Source records:
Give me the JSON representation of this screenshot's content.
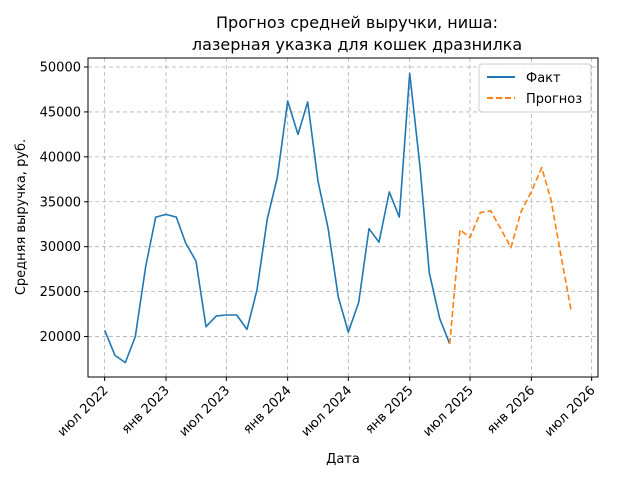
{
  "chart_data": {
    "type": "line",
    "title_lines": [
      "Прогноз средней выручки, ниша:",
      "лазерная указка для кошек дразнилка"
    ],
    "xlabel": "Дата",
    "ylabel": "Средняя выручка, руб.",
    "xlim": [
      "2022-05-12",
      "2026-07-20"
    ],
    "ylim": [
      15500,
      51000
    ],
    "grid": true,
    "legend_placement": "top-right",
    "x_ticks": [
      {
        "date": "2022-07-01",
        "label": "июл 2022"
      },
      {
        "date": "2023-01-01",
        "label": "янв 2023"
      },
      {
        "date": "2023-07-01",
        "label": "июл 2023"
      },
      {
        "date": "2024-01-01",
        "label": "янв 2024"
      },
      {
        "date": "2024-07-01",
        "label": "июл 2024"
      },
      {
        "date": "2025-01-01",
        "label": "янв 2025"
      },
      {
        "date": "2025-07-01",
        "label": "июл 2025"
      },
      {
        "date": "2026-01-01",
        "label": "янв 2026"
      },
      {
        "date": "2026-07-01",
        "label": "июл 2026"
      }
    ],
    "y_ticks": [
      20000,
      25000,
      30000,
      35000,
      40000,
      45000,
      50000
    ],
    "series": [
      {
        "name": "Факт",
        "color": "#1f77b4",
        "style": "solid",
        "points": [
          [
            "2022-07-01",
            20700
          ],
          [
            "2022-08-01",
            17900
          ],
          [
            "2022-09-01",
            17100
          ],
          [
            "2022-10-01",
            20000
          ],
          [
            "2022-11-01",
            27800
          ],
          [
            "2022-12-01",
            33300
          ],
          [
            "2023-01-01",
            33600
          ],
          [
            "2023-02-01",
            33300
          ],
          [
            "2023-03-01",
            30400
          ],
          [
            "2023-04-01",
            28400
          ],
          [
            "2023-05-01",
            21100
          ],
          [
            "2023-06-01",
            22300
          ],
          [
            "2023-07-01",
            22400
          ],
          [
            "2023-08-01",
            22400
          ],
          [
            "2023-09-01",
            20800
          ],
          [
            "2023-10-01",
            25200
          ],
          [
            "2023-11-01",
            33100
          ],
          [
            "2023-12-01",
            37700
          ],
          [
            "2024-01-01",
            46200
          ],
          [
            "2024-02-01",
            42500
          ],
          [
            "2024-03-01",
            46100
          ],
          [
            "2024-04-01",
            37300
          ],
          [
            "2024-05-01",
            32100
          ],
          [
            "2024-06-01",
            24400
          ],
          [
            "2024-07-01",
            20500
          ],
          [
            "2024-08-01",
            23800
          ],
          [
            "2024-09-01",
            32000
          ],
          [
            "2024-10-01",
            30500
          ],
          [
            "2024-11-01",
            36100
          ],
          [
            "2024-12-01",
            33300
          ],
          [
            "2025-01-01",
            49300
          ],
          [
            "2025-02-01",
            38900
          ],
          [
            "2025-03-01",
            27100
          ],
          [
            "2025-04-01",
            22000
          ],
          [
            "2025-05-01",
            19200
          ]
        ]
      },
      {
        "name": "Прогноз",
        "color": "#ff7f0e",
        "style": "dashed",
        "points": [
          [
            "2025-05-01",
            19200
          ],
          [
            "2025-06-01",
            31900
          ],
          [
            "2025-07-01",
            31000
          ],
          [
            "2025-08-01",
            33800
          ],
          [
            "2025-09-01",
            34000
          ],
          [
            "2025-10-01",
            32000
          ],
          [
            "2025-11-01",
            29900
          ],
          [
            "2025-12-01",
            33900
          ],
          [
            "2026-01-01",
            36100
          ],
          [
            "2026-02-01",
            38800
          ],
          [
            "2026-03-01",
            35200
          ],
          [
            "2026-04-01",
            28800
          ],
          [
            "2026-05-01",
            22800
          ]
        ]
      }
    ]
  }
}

What is needed: Give the number of lines in the entries that include the string "date", and nothing more.

Expected output: 9